### [Written request]
Write out the full listing exactly as given, minus the images.

### [Given data]
================
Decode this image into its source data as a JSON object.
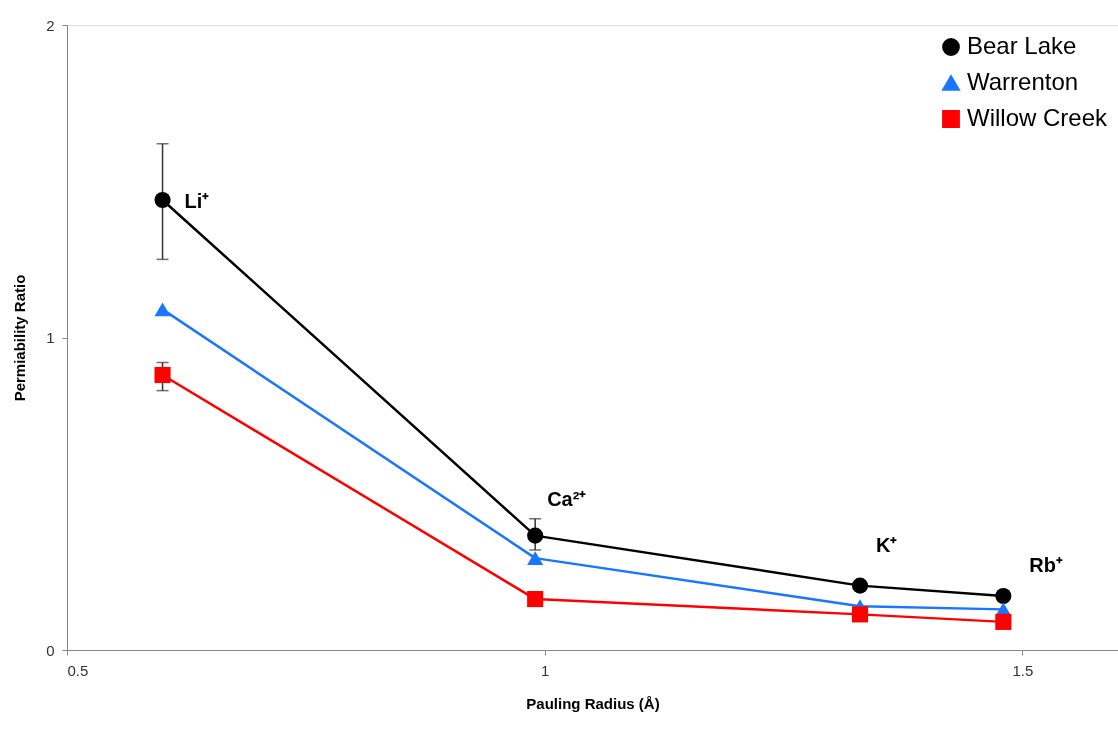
{
  "chart_data": {
    "type": "line",
    "xlabel": "Pauling Radius (Å)",
    "ylabel": "Permiability Ratio",
    "x": [
      0.6,
      0.99,
      1.33,
      1.48
    ],
    "xlim": [
      0.5,
      1.6
    ],
    "xticks": [
      0.5,
      1,
      1.5
    ],
    "ylim": [
      0,
      2
    ],
    "yticks": [
      0,
      1,
      2
    ],
    "grid": false,
    "legend": "top right",
    "line_style": "solid",
    "series": [
      {
        "name": "Bear Lake",
        "color": "#000000",
        "marker": "circle",
        "values": [
          1.44,
          0.366,
          0.206,
          0.173
        ],
        "errors": [
          [
            1.25,
            1.62
          ],
          [
            0.32,
            0.42
          ],
          null,
          null
        ]
      },
      {
        "name": "Warrenton",
        "color": "#1a75ff",
        "marker": "triangle",
        "values": [
          1.09,
          0.294,
          0.14,
          0.13
        ]
      },
      {
        "name": "Willow Creek",
        "color": "#ff0000",
        "marker": "square",
        "values": [
          0.88,
          0.163,
          0.114,
          0.09
        ],
        "errors": [
          [
            0.83,
            0.92
          ],
          null,
          null,
          null
        ]
      }
    ],
    "annotations": [
      {
        "text": "Li⁺",
        "x": 0.6,
        "y": 1.44
      },
      {
        "text": "Ca²⁺",
        "x": 0.99,
        "y": 0.366
      },
      {
        "text": "K⁺",
        "x": 1.33,
        "y": 0.206
      },
      {
        "text": "Rb⁺",
        "x": 1.48,
        "y": 0.173
      }
    ]
  }
}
================
### [Solution below]
Decode this image into its source data as a JSON object.
{
  "chart_data": {
    "type": "line",
    "xlabel": "Pauling Radius (Å)",
    "ylabel": "Permiability Ratio",
    "x": [
      0.6,
      0.99,
      1.33,
      1.48
    ],
    "xlim": [
      0.5,
      1.6
    ],
    "xticks": [
      0.5,
      1,
      1.5
    ],
    "ylim": [
      0,
      2
    ],
    "yticks": [
      0,
      1,
      2
    ],
    "grid": false,
    "legend": "top right",
    "line_style": "solid",
    "series": [
      {
        "name": "Bear Lake",
        "color": "#000000",
        "marker": "circle",
        "values": [
          1.44,
          0.366,
          0.206,
          0.173
        ],
        "errors": [
          [
            1.25,
            1.62
          ],
          [
            0.32,
            0.42
          ],
          null,
          null
        ]
      },
      {
        "name": "Warrenton",
        "color": "#1a75ff",
        "marker": "triangle",
        "values": [
          1.09,
          0.294,
          0.14,
          0.13
        ]
      },
      {
        "name": "Willow Creek",
        "color": "#ff0000",
        "marker": "square",
        "values": [
          0.88,
          0.163,
          0.114,
          0.09
        ],
        "errors": [
          [
            0.83,
            0.92
          ],
          null,
          null,
          null
        ]
      }
    ],
    "annotations": [
      {
        "text": "Li⁺",
        "x": 0.6,
        "y": 1.44
      },
      {
        "text": "Ca²⁺",
        "x": 0.99,
        "y": 0.366
      },
      {
        "text": "K⁺",
        "x": 1.33,
        "y": 0.206
      },
      {
        "text": "Rb⁺",
        "x": 1.48,
        "y": 0.173
      }
    ]
  }
}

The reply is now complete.